Extracted information:

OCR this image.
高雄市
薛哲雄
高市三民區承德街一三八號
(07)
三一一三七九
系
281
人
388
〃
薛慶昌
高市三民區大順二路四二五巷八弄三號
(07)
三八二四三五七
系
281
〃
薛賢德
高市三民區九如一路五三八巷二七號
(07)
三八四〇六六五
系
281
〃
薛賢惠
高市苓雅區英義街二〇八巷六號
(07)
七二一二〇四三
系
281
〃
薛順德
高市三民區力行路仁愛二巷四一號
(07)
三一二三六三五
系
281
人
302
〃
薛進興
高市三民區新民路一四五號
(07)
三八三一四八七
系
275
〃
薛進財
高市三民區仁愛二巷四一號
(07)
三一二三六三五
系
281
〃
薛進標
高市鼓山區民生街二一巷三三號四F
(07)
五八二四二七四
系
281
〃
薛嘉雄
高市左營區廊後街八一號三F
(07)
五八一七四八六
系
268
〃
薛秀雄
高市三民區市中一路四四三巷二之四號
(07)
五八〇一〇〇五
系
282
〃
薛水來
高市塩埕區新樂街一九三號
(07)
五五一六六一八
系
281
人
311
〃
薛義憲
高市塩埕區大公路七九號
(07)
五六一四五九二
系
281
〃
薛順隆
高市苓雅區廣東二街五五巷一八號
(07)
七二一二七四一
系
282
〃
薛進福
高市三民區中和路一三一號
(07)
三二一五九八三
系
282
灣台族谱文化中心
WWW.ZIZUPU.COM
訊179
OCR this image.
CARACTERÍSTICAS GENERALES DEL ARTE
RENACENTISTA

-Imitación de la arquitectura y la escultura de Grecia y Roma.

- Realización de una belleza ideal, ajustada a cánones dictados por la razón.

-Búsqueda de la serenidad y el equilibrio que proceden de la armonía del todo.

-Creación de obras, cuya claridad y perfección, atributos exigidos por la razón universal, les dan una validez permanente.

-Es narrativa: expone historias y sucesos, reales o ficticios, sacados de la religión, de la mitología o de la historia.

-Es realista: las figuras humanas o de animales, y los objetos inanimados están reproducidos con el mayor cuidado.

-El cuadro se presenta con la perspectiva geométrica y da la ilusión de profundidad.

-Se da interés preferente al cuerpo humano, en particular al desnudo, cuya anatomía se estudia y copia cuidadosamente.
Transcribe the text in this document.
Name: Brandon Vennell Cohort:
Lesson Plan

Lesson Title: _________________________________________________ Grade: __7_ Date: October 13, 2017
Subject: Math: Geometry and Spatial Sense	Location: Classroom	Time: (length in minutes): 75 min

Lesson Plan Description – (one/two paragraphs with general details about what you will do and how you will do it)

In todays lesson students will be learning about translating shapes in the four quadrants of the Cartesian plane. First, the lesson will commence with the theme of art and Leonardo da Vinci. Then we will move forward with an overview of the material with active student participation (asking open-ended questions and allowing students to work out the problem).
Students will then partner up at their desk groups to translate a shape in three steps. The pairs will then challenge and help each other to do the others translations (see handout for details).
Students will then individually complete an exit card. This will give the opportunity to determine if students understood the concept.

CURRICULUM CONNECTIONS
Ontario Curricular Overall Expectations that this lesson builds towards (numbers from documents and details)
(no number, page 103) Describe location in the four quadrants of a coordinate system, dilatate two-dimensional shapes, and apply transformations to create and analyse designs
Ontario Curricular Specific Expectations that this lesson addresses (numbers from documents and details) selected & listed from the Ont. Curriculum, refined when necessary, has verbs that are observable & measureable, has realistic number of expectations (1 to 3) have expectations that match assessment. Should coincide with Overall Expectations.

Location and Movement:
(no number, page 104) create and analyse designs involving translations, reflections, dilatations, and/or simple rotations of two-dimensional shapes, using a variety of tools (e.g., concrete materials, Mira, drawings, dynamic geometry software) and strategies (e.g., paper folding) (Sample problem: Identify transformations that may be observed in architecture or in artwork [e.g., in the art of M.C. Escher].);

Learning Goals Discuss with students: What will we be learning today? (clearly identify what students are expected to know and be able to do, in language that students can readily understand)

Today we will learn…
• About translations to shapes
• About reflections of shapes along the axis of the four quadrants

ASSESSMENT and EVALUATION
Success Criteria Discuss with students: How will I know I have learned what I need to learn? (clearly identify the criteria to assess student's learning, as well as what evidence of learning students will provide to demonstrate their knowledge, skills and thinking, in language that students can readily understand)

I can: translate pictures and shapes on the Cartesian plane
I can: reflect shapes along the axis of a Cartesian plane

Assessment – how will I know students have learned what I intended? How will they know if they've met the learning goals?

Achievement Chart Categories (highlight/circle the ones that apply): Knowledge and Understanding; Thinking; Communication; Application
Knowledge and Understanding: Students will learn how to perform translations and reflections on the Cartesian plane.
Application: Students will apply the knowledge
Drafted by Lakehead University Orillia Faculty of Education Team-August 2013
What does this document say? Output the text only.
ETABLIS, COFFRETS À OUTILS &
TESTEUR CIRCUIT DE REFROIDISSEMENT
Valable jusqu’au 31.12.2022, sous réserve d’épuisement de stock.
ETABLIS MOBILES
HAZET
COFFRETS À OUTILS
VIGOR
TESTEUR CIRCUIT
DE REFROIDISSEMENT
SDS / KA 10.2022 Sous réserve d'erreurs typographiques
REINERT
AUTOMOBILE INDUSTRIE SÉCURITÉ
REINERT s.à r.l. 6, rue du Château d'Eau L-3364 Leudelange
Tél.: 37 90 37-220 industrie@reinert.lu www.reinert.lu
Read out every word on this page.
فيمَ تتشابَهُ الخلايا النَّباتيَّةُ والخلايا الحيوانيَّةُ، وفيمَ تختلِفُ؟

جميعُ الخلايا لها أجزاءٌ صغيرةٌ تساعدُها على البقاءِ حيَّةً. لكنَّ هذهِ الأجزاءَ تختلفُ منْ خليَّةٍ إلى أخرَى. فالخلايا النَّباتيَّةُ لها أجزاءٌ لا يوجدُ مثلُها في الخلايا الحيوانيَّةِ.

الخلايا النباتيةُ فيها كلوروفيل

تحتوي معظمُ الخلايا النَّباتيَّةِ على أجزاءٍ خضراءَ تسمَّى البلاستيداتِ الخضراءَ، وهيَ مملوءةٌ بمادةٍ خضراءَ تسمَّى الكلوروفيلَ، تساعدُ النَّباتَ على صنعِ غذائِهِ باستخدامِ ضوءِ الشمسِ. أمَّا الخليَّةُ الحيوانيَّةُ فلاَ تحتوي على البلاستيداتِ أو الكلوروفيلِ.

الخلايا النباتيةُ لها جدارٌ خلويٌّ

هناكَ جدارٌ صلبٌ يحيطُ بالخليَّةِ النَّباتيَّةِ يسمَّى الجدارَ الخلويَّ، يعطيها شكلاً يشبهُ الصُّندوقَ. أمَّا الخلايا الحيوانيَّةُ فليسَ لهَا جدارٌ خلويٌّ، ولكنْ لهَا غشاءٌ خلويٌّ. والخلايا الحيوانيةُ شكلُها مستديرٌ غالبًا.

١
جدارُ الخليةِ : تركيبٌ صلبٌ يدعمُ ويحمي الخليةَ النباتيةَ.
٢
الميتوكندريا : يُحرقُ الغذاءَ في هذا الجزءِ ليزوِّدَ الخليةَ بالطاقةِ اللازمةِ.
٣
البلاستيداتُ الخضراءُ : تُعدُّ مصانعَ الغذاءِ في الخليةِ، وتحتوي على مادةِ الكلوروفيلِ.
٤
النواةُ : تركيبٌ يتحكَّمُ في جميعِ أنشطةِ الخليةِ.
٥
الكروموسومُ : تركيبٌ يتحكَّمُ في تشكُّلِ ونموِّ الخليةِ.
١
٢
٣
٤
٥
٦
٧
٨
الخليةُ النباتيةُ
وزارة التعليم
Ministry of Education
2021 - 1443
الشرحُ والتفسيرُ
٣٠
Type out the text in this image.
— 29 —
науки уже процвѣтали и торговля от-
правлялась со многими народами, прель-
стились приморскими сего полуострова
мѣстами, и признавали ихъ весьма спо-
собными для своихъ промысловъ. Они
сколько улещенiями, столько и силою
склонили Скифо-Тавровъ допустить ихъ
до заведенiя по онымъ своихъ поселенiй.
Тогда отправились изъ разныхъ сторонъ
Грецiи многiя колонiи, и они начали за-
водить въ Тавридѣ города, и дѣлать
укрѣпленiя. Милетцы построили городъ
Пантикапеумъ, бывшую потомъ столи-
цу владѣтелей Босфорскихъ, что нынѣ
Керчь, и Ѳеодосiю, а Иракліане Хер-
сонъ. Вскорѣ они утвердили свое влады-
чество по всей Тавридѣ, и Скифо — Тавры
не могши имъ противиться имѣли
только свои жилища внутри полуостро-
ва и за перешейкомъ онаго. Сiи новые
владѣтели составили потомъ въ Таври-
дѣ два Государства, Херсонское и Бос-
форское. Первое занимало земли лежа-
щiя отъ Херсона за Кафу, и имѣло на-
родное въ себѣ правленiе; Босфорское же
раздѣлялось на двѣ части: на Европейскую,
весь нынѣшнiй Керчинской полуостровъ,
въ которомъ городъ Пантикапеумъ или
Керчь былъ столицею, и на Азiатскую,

What is expected:
Note each line of the entries that has "text" in it, and copy those lines.

Task response:
Transcribe the text in this document.
What does this document say? Output the text only.
Type out the text in this image.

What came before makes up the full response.